-- START --
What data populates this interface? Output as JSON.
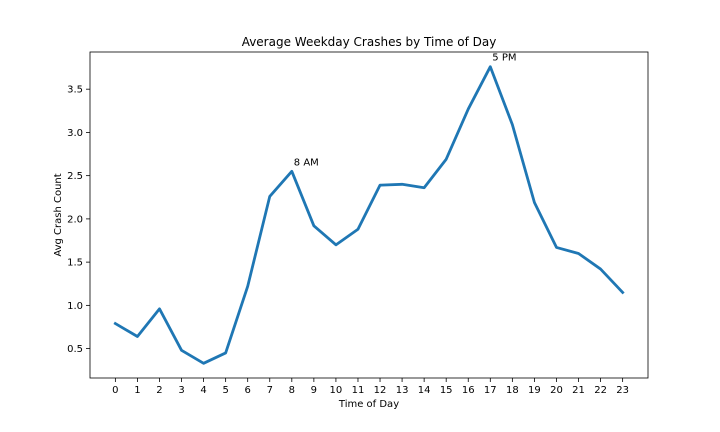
{
  "chart_data": {
    "type": "line",
    "title": "Average Weekday Crashes by Time of Day",
    "xlabel": "Time of Day",
    "ylabel": "Avg Crash Count",
    "x": [
      0,
      1,
      2,
      3,
      4,
      5,
      6,
      7,
      8,
      9,
      10,
      11,
      12,
      13,
      14,
      15,
      16,
      17,
      18,
      19,
      20,
      21,
      22,
      23
    ],
    "x_tick_labels": [
      "0",
      "1",
      "2",
      "3",
      "4",
      "5",
      "6",
      "7",
      "8",
      "9",
      "10",
      "11",
      "12",
      "13",
      "14",
      "15",
      "16",
      "17",
      "18",
      "19",
      "20",
      "21",
      "22",
      "23"
    ],
    "series": [
      {
        "color": "#1f77b4",
        "values": [
          0.79,
          0.64,
          0.96,
          0.48,
          0.33,
          0.45,
          1.22,
          2.26,
          2.55,
          1.92,
          1.7,
          1.88,
          2.39,
          2.4,
          2.36,
          2.69,
          3.27,
          3.76,
          3.09,
          2.19,
          1.67,
          1.6,
          1.42,
          1.15
        ]
      }
    ],
    "xlim": [
      -1.15,
      24.15
    ],
    "ylim": [
      0.16,
      3.93
    ],
    "y_ticks": [
      0.5,
      1.0,
      1.5,
      2.0,
      2.5,
      3.0,
      3.5
    ],
    "y_tick_labels": [
      "0.5",
      "1.0",
      "1.5",
      "2.0",
      "2.5",
      "3.0",
      "3.5"
    ],
    "grid": false,
    "annotations": [
      {
        "x": 8,
        "y": 2.55,
        "text": "8 AM"
      },
      {
        "x": 17,
        "y": 3.76,
        "text": "5 PM"
      }
    ]
  }
}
-- END --
**TASK PROMPT:** Print out the material word for word, omitting the pictures.

**CORRECT OUTPUT:**
What data populates this interface? Output as JSON.
{
  "chart_data": {
    "type": "line",
    "title": "Average Weekday Crashes by Time of Day",
    "xlabel": "Time of Day",
    "ylabel": "Avg Crash Count",
    "x": [
      0,
      1,
      2,
      3,
      4,
      5,
      6,
      7,
      8,
      9,
      10,
      11,
      12,
      13,
      14,
      15,
      16,
      17,
      18,
      19,
      20,
      21,
      22,
      23
    ],
    "x_tick_labels": [
      "0",
      "1",
      "2",
      "3",
      "4",
      "5",
      "6",
      "7",
      "8",
      "9",
      "10",
      "11",
      "12",
      "13",
      "14",
      "15",
      "16",
      "17",
      "18",
      "19",
      "20",
      "21",
      "22",
      "23"
    ],
    "series": [
      {
        "color": "#1f77b4",
        "values": [
          0.79,
          0.64,
          0.96,
          0.48,
          0.33,
          0.45,
          1.22,
          2.26,
          2.55,
          1.92,
          1.7,
          1.88,
          2.39,
          2.4,
          2.36,
          2.69,
          3.27,
          3.76,
          3.09,
          2.19,
          1.67,
          1.6,
          1.42,
          1.15
        ]
      }
    ],
    "xlim": [
      -1.15,
      24.15
    ],
    "ylim": [
      0.16,
      3.93
    ],
    "y_ticks": [
      0.5,
      1.0,
      1.5,
      2.0,
      2.5,
      3.0,
      3.5
    ],
    "y_tick_labels": [
      "0.5",
      "1.0",
      "1.5",
      "2.0",
      "2.5",
      "3.0",
      "3.5"
    ],
    "grid": false,
    "annotations": [
      {
        "x": 8,
        "y": 2.55,
        "text": "8 AM"
      },
      {
        "x": 17,
        "y": 3.76,
        "text": "5 PM"
      }
    ]
  }
}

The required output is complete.